Directions for this task
According to the commit text on Mark Rages' mean max computer, how much faster is the new approach than the current one?

Mark Rages' Superfast Mean Max Computer

Mark Rages has developed a super fast and innovative approach to identifying max-mean intervals. This approach is 20% faster than the current approach and importantly does not require "downsampling" of data yielding much higher resolution for longer intervals. The code has not been 'adjusted' to adopt QT style containers (e.g. QVector) and uses malloc/free. The primary innovations include: * integrating the data series to reduce the operation for identifying an interval sum to a single subtract operation. * Searching for max sum via a window-search rather than iterating over the entire series (divide / conquer) Interestingly, now we have retained high resolution the xPower algorithm still yields differing results to the existing metric code. I have contacted Sean to get some insight into why this might be the case, but suspect it is related to the implementation of the xPower 25s EWMA. Tip o' the hat to Mark Rages for this -- sometimes you just have to accept that no matter how smart you think you are, there are some folk who /really are/ smart!
2026-02-13 16:18:42 +00:00 · 2011-05-04 21:19:49 +01:00
parent 69e51a2dcf
commit 0a71875d85
3 changed files with 146 additions and 162 deletions
--- a/src/CpintPlot.cpp
+++ b/src/CpintPlot.cpp
@@ -460,7 +460,7 @@ CpintPlot::plot_allCurve(CpintPlot *thisPlot,
    double xmax = (series == RideFile::none)  ? 60.0 : time_values[n_values - 1];

    if (series == RideFile::xPower || series == RideFile::NP)
-        thisPlot->setAxisScale(thisPlot->xBottom, (double) 6, (double)xmax);
+        thisPlot->setAxisScale(thisPlot->xBottom, (double) 0.017, (double)xmax);
    else
        thisPlot->setAxisScale(thisPlot->xBottom, (double) 0.017, (double)xmax);

@@ -601,7 +601,7 @@ CpintPlot::calculate(RideItem *rideItem)
                setAxisScale(yLeft, ymin, ymax);

                if (series == RideFile::xPower || series == RideFile::NP)
-                    setAxisScale(xBottom, 6, xmax);
+                    setAxisScale(xBottom, 0.017, xmax);
                else
                    setAxisScale(xBottom, 0.017, xmax);

--- a/src/RideFileCache.cpp
+++ b/src/RideFileCache.cpp
@@ -302,6 +302,107 @@ void RideFileCache::RideFileCache::compute()

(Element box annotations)
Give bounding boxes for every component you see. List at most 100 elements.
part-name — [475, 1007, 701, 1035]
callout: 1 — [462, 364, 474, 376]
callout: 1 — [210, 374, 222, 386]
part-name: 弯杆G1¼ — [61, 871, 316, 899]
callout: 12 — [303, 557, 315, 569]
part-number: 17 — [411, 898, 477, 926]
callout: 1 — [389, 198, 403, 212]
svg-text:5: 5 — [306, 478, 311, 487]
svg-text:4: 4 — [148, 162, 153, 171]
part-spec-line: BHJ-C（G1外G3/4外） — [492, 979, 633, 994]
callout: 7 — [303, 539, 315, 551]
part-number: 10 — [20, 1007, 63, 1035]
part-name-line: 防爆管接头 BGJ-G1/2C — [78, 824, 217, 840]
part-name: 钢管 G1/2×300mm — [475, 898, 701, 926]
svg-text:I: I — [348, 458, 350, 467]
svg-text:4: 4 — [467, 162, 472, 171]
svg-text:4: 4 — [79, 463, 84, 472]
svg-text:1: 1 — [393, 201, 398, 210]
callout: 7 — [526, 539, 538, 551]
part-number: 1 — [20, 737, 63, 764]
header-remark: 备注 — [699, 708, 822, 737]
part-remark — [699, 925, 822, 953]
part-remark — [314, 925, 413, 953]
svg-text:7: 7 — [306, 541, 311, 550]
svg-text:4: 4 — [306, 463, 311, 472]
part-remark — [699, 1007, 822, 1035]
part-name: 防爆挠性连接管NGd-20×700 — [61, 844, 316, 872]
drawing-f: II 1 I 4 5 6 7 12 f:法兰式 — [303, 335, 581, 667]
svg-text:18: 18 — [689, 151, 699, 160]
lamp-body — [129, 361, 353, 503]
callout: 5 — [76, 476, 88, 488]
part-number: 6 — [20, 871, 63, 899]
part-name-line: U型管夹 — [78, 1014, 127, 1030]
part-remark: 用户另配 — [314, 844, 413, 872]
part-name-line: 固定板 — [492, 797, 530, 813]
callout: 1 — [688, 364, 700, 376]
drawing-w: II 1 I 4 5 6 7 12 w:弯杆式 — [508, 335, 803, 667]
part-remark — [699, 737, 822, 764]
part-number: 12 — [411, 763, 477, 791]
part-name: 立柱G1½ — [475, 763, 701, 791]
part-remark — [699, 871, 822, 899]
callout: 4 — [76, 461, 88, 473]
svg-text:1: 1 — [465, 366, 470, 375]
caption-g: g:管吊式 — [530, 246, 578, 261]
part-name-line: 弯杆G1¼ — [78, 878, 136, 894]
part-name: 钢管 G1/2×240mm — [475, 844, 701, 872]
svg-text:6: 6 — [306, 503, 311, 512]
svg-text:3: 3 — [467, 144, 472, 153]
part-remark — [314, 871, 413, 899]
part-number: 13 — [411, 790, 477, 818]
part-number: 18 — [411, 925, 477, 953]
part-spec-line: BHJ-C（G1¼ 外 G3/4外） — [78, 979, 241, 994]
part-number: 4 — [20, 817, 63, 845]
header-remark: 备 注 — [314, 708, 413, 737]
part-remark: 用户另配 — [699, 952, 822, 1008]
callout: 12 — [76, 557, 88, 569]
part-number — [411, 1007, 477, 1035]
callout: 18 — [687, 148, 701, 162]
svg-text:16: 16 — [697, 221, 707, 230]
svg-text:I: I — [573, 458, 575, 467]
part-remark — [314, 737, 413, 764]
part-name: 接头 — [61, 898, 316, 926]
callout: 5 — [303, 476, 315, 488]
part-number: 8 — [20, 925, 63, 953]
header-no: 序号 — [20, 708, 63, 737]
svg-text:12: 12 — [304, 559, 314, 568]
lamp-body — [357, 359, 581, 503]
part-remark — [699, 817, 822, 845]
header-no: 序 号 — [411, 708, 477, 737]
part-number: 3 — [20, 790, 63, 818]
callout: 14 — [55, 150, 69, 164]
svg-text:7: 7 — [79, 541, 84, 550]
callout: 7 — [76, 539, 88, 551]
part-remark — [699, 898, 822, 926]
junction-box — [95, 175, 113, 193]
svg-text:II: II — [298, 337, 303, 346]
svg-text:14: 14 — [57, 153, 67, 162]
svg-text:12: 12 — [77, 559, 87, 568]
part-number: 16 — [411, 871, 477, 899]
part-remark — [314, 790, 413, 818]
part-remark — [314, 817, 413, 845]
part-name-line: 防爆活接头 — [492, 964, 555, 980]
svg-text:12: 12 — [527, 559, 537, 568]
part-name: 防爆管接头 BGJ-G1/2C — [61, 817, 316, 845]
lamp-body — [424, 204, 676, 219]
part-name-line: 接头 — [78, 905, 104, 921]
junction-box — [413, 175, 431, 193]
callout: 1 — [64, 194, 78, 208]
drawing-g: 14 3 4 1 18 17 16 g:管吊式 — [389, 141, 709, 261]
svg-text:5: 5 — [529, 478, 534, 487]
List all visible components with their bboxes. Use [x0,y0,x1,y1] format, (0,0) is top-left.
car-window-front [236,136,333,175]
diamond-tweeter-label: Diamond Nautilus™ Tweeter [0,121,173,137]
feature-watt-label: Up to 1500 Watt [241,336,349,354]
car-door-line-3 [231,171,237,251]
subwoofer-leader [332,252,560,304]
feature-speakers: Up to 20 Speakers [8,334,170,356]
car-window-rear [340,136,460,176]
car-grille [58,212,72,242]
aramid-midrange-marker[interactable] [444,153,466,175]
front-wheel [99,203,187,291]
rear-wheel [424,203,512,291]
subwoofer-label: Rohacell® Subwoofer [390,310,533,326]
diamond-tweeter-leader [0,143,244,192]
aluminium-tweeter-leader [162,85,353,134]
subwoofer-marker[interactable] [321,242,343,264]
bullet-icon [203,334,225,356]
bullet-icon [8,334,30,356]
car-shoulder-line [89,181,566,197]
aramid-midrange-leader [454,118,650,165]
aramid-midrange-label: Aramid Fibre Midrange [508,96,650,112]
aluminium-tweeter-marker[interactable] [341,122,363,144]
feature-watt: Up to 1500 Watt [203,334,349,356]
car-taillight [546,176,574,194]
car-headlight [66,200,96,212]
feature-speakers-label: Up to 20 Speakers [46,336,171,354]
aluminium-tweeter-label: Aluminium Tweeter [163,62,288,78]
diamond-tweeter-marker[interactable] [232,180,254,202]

Task output
It is 20% faster.